● **WHAT YOU WILL DO**
Tally the lines in the records underneath that contain the string "OCxREF", and state the figure by itself.

[Dataset items]
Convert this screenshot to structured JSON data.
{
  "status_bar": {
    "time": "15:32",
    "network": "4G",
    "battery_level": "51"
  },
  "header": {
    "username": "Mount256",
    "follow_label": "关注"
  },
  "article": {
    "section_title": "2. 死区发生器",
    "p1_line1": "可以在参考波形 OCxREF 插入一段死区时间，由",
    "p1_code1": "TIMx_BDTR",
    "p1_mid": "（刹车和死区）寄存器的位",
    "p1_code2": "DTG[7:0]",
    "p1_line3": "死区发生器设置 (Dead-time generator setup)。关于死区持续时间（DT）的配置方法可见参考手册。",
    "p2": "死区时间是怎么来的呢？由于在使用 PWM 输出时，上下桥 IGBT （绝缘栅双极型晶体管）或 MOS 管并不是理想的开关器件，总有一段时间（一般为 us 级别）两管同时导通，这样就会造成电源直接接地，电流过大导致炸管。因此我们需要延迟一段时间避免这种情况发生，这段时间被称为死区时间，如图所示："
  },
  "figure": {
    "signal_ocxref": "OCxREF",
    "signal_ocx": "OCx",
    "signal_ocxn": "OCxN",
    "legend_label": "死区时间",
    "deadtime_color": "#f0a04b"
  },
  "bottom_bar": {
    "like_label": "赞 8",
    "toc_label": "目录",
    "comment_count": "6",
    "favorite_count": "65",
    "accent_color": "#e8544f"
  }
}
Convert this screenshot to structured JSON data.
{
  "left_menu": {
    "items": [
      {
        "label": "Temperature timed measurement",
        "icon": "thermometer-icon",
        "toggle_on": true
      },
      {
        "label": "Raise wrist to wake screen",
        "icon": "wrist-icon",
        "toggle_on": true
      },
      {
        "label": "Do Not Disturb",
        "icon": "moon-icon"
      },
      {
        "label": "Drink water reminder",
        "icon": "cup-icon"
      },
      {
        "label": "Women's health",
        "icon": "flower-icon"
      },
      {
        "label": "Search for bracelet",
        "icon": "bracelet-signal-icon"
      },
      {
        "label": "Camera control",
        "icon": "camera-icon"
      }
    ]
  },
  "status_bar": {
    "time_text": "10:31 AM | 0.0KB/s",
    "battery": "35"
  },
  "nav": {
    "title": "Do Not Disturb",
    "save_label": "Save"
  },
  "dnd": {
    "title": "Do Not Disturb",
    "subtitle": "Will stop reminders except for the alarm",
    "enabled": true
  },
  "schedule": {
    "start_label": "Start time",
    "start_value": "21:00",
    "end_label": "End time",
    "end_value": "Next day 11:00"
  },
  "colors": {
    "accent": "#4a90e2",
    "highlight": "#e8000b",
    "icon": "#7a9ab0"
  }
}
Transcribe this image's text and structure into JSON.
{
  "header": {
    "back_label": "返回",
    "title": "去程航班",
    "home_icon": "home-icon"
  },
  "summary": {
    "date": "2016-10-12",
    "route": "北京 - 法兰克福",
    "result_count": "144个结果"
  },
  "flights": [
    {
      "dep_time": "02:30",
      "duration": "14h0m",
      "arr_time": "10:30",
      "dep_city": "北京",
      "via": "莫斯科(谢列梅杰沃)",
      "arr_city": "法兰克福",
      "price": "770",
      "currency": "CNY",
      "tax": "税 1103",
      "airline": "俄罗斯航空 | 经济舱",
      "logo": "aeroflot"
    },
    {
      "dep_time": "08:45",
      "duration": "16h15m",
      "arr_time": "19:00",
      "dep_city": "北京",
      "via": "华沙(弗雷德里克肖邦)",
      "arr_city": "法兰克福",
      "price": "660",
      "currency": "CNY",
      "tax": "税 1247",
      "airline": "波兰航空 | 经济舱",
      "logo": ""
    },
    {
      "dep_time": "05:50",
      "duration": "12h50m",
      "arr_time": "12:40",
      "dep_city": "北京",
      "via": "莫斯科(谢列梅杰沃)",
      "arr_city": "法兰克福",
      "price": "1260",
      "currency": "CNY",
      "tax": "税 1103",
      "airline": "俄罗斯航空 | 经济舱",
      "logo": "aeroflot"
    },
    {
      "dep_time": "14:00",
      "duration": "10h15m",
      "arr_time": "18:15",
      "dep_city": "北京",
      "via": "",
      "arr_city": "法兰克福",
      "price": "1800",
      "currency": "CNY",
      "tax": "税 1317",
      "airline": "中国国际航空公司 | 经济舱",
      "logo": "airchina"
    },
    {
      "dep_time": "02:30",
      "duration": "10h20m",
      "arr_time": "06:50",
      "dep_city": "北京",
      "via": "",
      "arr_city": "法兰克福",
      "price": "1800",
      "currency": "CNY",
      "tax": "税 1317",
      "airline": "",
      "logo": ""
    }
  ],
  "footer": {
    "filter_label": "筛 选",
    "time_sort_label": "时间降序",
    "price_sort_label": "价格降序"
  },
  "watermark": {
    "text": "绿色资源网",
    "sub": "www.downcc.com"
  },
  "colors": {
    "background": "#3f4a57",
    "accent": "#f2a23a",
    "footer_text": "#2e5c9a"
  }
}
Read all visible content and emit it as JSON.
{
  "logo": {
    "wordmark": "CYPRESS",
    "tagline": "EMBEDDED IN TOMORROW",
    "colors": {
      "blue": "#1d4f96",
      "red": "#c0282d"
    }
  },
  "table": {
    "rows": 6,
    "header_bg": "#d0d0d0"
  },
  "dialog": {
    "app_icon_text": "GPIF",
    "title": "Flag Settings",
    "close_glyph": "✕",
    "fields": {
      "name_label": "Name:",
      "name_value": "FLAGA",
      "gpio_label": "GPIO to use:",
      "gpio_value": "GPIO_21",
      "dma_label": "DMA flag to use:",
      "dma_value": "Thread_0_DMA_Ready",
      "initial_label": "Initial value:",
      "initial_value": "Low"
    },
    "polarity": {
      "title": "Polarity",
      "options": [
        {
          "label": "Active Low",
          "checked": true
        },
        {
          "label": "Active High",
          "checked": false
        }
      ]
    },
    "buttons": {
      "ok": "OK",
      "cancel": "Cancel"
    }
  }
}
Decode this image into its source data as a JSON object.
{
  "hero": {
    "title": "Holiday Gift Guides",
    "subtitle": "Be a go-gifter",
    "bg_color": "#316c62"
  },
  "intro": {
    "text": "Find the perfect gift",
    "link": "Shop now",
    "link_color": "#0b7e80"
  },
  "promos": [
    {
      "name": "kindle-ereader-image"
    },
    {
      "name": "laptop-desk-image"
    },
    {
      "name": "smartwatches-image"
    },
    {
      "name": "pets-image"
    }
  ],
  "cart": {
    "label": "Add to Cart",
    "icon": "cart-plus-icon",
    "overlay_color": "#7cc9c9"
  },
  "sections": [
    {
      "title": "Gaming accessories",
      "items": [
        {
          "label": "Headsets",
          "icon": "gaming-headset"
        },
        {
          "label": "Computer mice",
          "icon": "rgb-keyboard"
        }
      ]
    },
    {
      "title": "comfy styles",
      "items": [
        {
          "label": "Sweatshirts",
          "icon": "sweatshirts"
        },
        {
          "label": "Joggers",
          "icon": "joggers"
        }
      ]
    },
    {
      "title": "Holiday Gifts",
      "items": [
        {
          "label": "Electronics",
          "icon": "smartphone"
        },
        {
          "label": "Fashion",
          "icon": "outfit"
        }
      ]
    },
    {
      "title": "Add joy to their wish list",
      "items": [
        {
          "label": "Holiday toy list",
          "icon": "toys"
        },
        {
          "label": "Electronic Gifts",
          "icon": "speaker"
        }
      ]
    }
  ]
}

● **ANSWER TO THE TASK**
2